## Start Source data

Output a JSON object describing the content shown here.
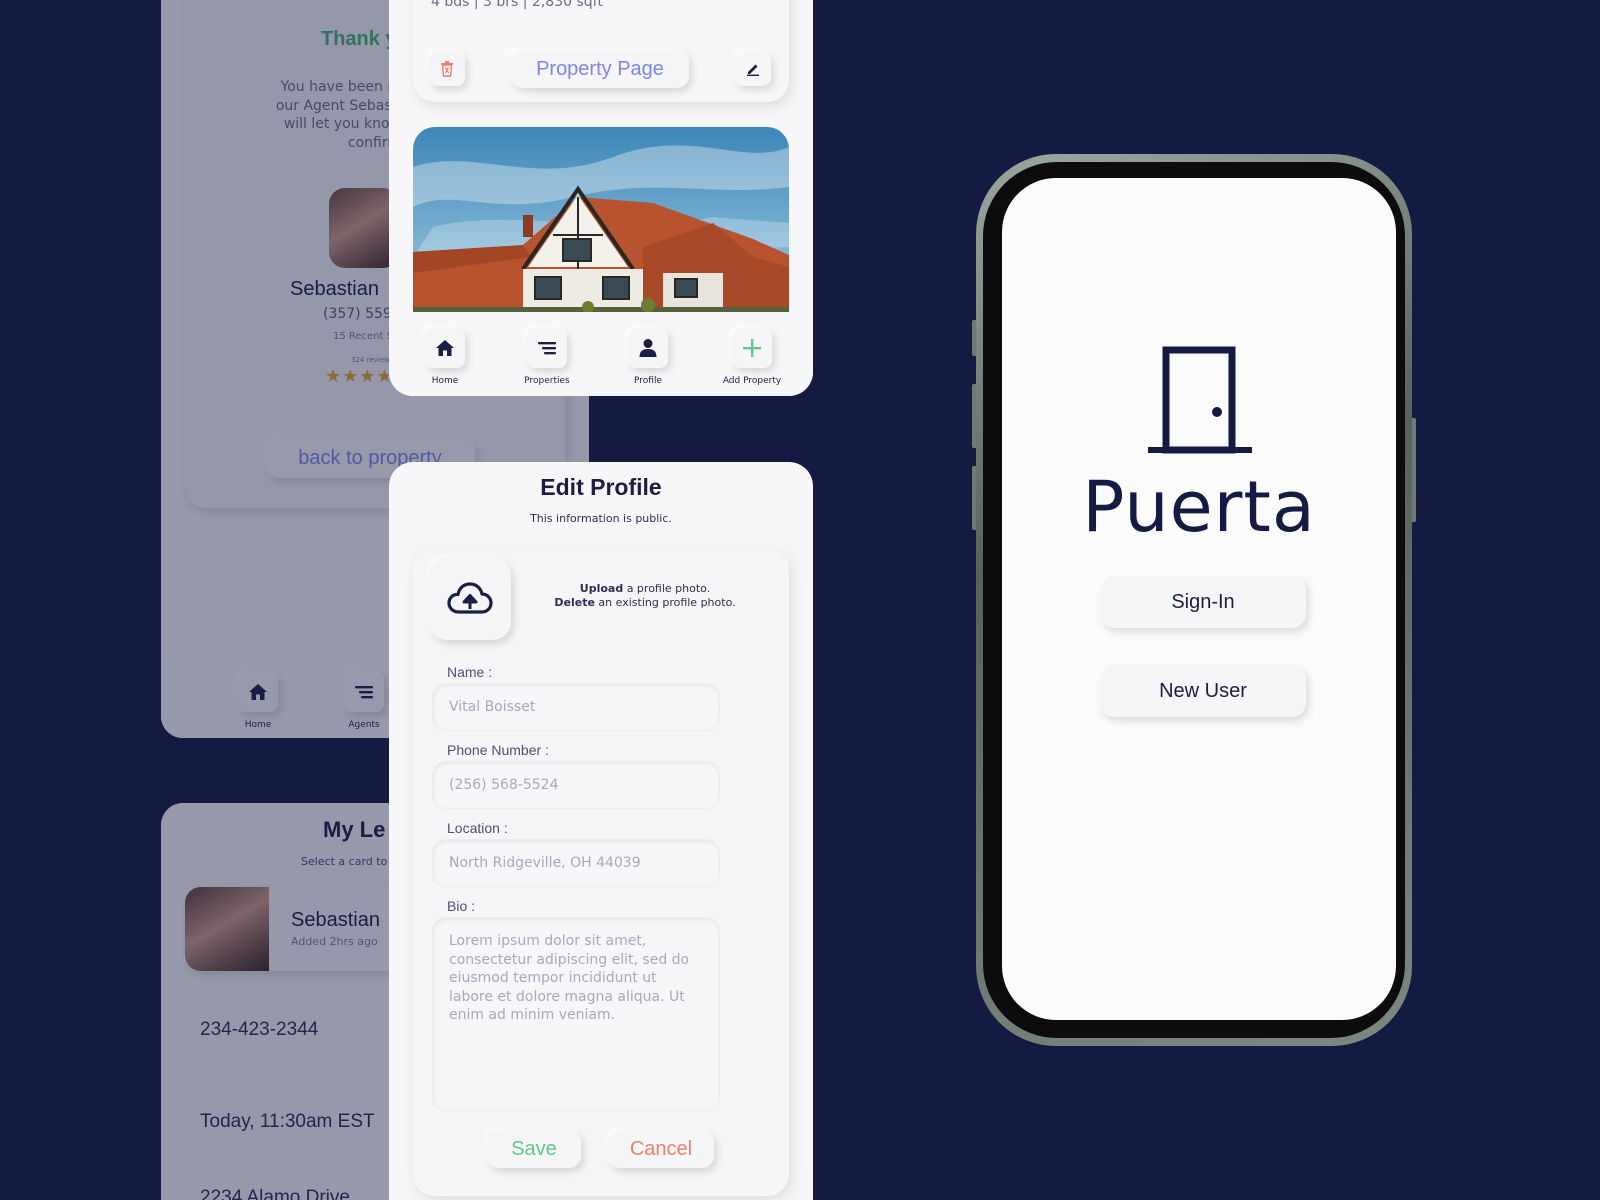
{
  "confirmation_card": {
    "thank_you": "Thank y",
    "message_lines": [
      "You have been m",
      "our Agent Sebasti",
      "will let you know",
      "confirm"
    ],
    "agent_name": "Sebastian",
    "agent_phone": "(357) 559-",
    "recent_sales": "15 Recent S",
    "reviews": "324 review",
    "rating_stars": 4,
    "back_link": "back to property",
    "nav": [
      {
        "label": "Home",
        "icon": "home-icon"
      },
      {
        "label": "Agents",
        "icon": "list-icon"
      }
    ]
  },
  "leads_card": {
    "title": "My Le",
    "subtitle": "Select a card to v",
    "lead_name": "Sebastian",
    "lead_added": "Added 2hrs ago",
    "phone": "234-423-2344",
    "time": "Today, 11:30am EST",
    "address": "2234 Alamo Drive"
  },
  "property_card": {
    "specs": "4 bds | 3 brs | 2,830 sqft",
    "page_button": "Property Page",
    "nav": [
      {
        "label": "Home",
        "icon": "home-icon"
      },
      {
        "label": "Properties",
        "icon": "list-icon"
      },
      {
        "label": "Profile",
        "icon": "person-icon"
      },
      {
        "label": "Add Property",
        "icon": "plus-icon"
      }
    ]
  },
  "edit_profile": {
    "title": "Edit Profile",
    "subtitle": "This information is public.",
    "upload_bold": "Upload",
    "upload_rest": " a profile photo.",
    "delete_bold": "Delete",
    "delete_rest": " an existing profile photo.",
    "name_label": "Name :",
    "name_placeholder": "Vital Boisset",
    "phone_label": "Phone Number :",
    "phone_placeholder": "(256) 568-5524",
    "location_label": "Location :",
    "location_placeholder": "North Ridgeville, OH 44039",
    "bio_label": "Bio :",
    "bio_placeholder": "Lorem ipsum dolor sit amet, consectetur adipiscing elit, sed do eiusmod tempor incididunt ut labore et dolore magna aliqua. Ut enim ad minim veniam.",
    "save_label": "Save",
    "cancel_label": "Cancel"
  },
  "phone_app": {
    "brand": "Puerta",
    "signin_label": "Sign-In",
    "newuser_label": "New User"
  },
  "colors": {
    "background": "#151a42",
    "navy": "#1b1f44",
    "accent_blue": "#7c86e8",
    "accent_green": "#5cc98a",
    "accent_red": "#ef7e6e",
    "star": "#e0a23a"
  }
}
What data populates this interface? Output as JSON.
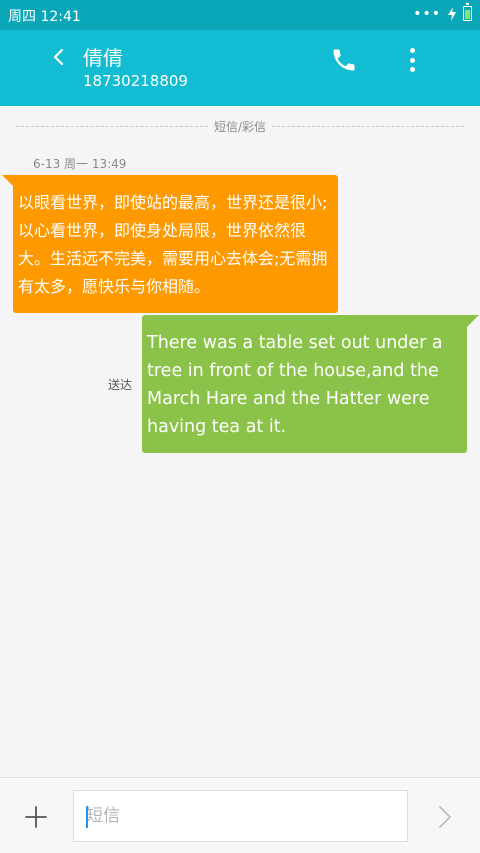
{
  "status_bar": {
    "time": "周四 12:41",
    "dots": "•••",
    "battery_level": 0.7
  },
  "header": {
    "back_icon": "chevron-left-icon",
    "contact_name": "倩倩",
    "contact_number": "18730218809",
    "call_icon": "phone-icon",
    "more_icon": "more-vertical-icon"
  },
  "thread": {
    "divider_label": "短信/彩信",
    "timestamp": "6-13 周一 13:49",
    "messages": [
      {
        "direction": "incoming",
        "color": "#ff9900",
        "text": "以眼看世界，即使站的最高，世界还是很小;以心看世界，即使身处局限，世界依然很大。生活远不完美，需要用心去体会;无需拥有太多，愿快乐与你相随。"
      },
      {
        "direction": "outgoing",
        "color": "#8bc34a",
        "text": "There was a table set out under a tree in front of the house,and the March Hare and the Hatter were having tea at it.",
        "status": "送达"
      }
    ]
  },
  "composer": {
    "add_icon": "plus-icon",
    "placeholder": "短信",
    "value": "",
    "send_icon": "chevron-right-icon"
  },
  "colors": {
    "status_bar": "#0aa7b8",
    "app_bar": "#12bcd2",
    "background": "#f5f5f5"
  }
}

## End Source data

▶ _Aim of the exercise_: Reply with nothing but the number of lines that contain the word "Output".

▶ _Exercise response_: 2